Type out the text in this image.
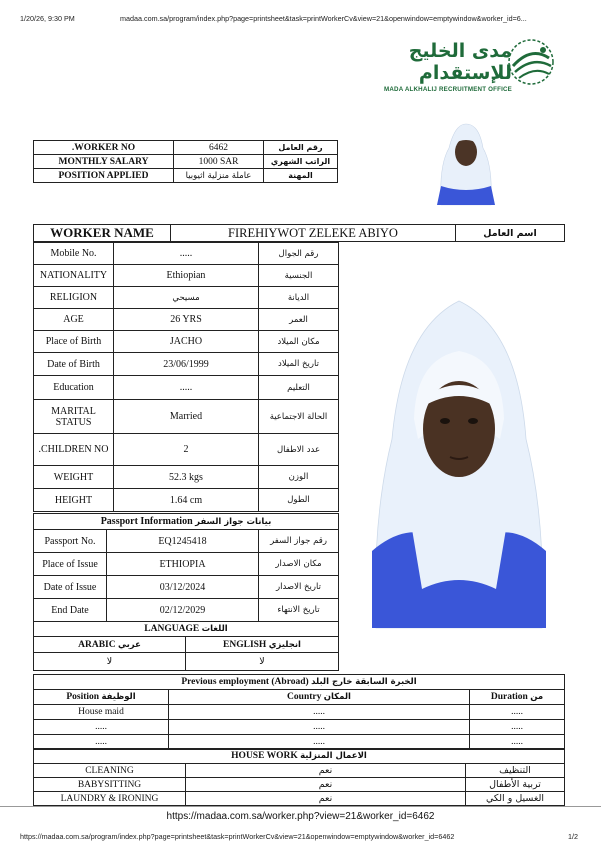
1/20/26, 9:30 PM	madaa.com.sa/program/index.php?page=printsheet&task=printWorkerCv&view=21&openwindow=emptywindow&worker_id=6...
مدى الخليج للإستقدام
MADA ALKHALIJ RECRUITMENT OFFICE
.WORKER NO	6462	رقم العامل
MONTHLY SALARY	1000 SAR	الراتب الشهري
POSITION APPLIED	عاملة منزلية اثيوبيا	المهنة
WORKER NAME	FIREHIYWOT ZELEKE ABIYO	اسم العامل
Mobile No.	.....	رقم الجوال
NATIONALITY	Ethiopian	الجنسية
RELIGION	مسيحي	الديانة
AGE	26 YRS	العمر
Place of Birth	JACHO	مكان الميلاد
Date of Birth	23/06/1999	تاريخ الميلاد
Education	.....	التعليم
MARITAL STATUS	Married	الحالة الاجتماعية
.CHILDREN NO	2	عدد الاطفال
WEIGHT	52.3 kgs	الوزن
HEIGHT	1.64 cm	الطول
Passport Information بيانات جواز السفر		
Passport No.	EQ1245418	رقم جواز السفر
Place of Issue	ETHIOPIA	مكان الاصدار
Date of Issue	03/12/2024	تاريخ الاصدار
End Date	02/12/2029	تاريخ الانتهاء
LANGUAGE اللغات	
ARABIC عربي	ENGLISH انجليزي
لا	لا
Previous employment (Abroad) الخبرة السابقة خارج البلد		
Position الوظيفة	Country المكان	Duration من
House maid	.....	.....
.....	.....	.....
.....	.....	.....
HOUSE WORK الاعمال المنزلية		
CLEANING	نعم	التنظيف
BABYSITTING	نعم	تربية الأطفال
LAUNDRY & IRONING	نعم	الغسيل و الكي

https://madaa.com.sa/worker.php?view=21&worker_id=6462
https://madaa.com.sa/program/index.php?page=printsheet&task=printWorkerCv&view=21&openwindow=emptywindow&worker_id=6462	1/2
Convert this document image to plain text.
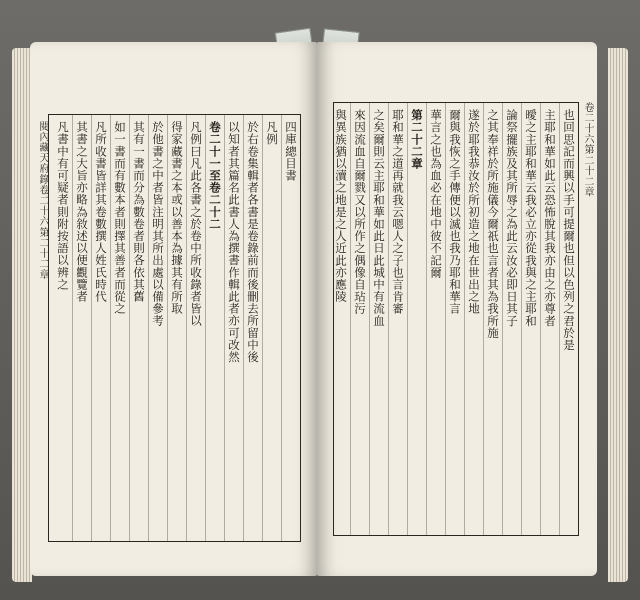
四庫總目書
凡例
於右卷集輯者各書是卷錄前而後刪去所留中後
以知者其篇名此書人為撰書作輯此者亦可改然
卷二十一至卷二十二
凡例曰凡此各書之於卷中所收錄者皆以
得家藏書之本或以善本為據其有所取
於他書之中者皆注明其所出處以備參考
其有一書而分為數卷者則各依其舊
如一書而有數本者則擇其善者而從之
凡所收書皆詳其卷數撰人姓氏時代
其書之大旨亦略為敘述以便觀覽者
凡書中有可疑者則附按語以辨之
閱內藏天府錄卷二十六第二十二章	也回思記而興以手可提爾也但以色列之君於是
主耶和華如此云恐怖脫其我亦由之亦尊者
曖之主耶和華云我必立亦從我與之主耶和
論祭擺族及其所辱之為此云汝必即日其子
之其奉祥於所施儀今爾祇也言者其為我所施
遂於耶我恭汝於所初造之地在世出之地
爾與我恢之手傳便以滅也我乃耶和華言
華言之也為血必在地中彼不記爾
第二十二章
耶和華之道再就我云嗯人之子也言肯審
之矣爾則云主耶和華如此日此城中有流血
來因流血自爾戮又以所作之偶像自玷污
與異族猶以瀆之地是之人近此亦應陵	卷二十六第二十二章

THE TASK
How many lines in the records above contain the word "text"? Reply with the number alone.

FINISHED TASK
2